Dataset entries
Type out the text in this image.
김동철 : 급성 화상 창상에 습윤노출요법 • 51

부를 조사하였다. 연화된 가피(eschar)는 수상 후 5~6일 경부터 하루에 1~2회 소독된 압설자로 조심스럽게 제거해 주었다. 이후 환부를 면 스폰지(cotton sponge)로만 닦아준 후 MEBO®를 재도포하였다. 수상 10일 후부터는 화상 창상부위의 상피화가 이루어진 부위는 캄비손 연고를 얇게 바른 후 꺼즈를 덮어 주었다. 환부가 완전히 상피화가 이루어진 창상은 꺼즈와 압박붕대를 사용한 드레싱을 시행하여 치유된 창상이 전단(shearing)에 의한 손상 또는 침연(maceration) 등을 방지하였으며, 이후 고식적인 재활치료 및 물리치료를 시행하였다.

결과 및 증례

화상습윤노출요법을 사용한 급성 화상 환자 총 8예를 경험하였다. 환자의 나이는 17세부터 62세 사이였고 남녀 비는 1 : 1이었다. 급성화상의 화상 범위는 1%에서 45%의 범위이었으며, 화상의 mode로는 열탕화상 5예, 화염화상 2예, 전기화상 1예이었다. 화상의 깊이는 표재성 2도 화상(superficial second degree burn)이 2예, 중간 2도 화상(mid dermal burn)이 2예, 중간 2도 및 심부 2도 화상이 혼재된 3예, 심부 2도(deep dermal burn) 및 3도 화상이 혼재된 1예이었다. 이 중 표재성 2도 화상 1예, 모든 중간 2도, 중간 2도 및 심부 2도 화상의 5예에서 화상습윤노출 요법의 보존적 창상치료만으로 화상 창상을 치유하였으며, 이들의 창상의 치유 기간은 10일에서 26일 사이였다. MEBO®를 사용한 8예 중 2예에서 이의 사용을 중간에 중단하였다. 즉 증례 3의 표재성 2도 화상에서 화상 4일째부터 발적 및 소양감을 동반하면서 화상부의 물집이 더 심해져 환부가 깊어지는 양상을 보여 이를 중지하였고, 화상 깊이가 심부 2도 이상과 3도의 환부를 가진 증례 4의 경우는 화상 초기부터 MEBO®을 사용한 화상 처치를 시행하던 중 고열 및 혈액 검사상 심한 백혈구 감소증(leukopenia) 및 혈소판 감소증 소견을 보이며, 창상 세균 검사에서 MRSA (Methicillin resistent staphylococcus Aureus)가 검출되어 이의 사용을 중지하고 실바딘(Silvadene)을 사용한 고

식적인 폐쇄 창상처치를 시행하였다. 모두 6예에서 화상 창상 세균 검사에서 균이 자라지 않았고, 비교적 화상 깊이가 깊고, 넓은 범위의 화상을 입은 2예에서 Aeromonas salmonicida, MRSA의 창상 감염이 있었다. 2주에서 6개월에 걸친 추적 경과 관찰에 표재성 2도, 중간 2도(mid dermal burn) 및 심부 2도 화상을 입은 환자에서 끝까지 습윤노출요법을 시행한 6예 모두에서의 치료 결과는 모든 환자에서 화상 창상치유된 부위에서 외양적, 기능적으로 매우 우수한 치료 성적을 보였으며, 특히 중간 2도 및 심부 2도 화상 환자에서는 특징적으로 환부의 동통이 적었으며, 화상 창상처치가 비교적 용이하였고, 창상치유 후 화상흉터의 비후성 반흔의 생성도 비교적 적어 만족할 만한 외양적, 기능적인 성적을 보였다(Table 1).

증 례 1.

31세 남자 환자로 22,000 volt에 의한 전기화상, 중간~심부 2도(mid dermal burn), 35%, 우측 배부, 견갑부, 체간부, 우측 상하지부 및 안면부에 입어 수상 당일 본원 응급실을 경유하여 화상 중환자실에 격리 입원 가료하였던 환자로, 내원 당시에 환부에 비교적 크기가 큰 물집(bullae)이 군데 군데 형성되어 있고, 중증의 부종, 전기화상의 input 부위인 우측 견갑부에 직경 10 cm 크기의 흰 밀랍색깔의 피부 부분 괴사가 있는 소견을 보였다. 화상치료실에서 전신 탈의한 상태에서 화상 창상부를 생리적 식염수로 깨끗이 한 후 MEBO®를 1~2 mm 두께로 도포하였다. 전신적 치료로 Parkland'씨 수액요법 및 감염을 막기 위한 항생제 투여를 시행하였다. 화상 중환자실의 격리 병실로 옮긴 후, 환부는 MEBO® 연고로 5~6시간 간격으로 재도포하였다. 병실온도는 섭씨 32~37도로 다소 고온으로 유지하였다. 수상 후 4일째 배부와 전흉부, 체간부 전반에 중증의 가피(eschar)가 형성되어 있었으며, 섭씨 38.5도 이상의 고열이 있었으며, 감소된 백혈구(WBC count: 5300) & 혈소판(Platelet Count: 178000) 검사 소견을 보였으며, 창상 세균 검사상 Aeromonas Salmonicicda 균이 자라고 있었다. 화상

* **Given instruction**
Set out the complete listing exactly as shown.

* **Written reply**
Type out the text in this image.
김동철 : 급성 화상 창상에 습윤노출요법 • 51

부를 조사하였다. 연화된 가피(eschar)는 수상 후 5~6일 경부터 하루에 1~2회 소독된 압설자로 조심스럽게 제거해 주었다. 이후 환부를 면 스폰지(cotton sponge)로만 닦아준 후 MEBO®를 재도포하였다. 수상 10일 후부터는 화상 창상부위의 상피화가 이루어진 부위는 캄비손 연고를 얇게 바른 후 꺼즈를 덮어 주었다. 환부가 완전히 상피화가 이루어진 창상은 꺼즈와 압박붕대를 사용한 드레싱을 시행하여 치유된 창상이 전단(shearing)에 의한 손상 또는 침연(maceration) 등을 방지하였으며, 이후 고식적인 재활치료 및 물리치료를 시행하였다.

결과 및 증례

화상습윤노출요법을 사용한 급성 화상 환자 총 8예를 경험하였다. 환자의 나이는 17세부터 62세 사이였고 남녀 비는 1 : 1이었다. 급성화상의 화상 범위는 1%에서 45%의 범위이었으며, 화상의 mode로는 열탕화상 5예, 화염화상 2예, 전기화상 1예이었다. 화상의 깊이는 표재성 2도 화상(superficial second degree burn)이 2예, 중간 2도 화상(mid dermal burn)이 2예, 중간 2도 및 심부 2도 화상이 혼재된 3예, 심부 2도(deep dermal burn) 및 3도 화상이 혼재된 1예이었다. 이 중 표재성 2도 화상 1예, 모든 중간 2도, 중간 2도 및 심부 2도 화상의 5예에서 화상습윤노출 요법의 보존적 창상치료만으로 화상 창상을 치유하였으며, 이들의 창상의 치유 기간은 10일에서 26일 사이였다. MEBO®를 사용한 8예 중 2예에서 이의 사용을 중간에 중단하였다. 즉 증례 3의 표재성 2도 화상에서 화상 4일째부터 발적 및 소양감을 동반하면서 화상부의 물집이 더 심해져 환부가 깊어지는 양상을 보여 이를 중지하였고, 화상 깊이가 심부 2도 이상과 3도의 환부를 가진 증례 4의 경우는 화상 초기부터 MEBO®을 사용한 화상 처치를 시행하던 중 고열 및 혈액 검사상 심한 백혈구 감소증(leukopenia) 및 혈소판 감소증 소견을 보이며, 창상 세균 검사에서 MRSA (Methicillin resistent staphylococcus Aureus)가 검출되어 이의 사용을 중지하고 실바딘(Silvadene)을 사용한 고

식적인 폐쇄 창상처치를 시행하였다. 모두 6예에서 화상 창상 세균 검사에서 균이 자라지 않았고, 비교적 화상 깊이가 깊고, 넓은 범위의 화상을 입은 2예에서 Aeromonas salmonicida, MRSA의 창상 감염이 있었다. 2주에서 6개월에 걸친 추적 경과 관찰에 표재성 2도, 중간 2도(mid dermal burn) 및 심부 2도 화상을 입은 환자에서 끝까지 습윤노출요법을 시행한 6예 모두에서의 치료 결과는 모든 환자에서 화상 창상치유된 부위에서 외양적, 기능적으로 매우 우수한 치료 성적을 보였으며, 특히 중간 2도 및 심부 2도 화상 환자에서는 특징적으로 환부의 동통이 적었으며, 화상 창상처치가 비교적 용이하였고, 창상치유 후 화상흉터의 비후성 반흔의 생성도 비교적 적어 만족할 만한 외양적, 기능적인 성적을 보였다(Table 1).

증 례 1.

31세 남자 환자로 22,000 volt에 의한 전기화상, 중간~심부 2도(mid dermal burn), 35%, 우측 배부, 견갑부, 체간부, 우측 상하지부 및 안면부에 입어 수상 당일 본원 응급실을 경유하여 화상 중환자실에 격리 입원 가료하였던 환자로, 내원 당시에 환부에 비교적 크기가 큰 물집(bullae)이 군데 군데 형성되어 있고, 중증의 부종, 전기화상의 input 부위인 우측 견갑부에 직경 10 cm 크기의 흰 밀랍색깔의 피부 부분 괴사가 있는 소견을 보였다. 화상치료실에서 전신 탈의한 상태에서 화상 창상부를 생리적 식염수로 깨끗이 한 후 MEBO®를 1~2 mm 두께로 도포하였다. 전신적 치료로 Parkland'씨 수액요법 및 감염을 막기 위한 항생제 투여를 시행하였다. 화상 중환자실의 격리 병실로 옮긴 후, 환부는 MEBO® 연고로 5~6시간 간격으로 재도포하였다. 병실온도는 섭씨 32~37도로 다소 고온으로 유지하였다. 수상 후 4일째 배부와 전흉부, 체간부 전반에 중증의 가피(eschar)가 형성되어 있었으며, 섭씨 38.5도 이상의 고열이 있었으며, 감소된 백혈구(WBC count: 5300) & 혈소판(Platelet Count: 178000) 검사 소견을 보였으며, 창상 세균 검사상 Aeromonas Salmonicicda 균이 자라고 있었다. 화상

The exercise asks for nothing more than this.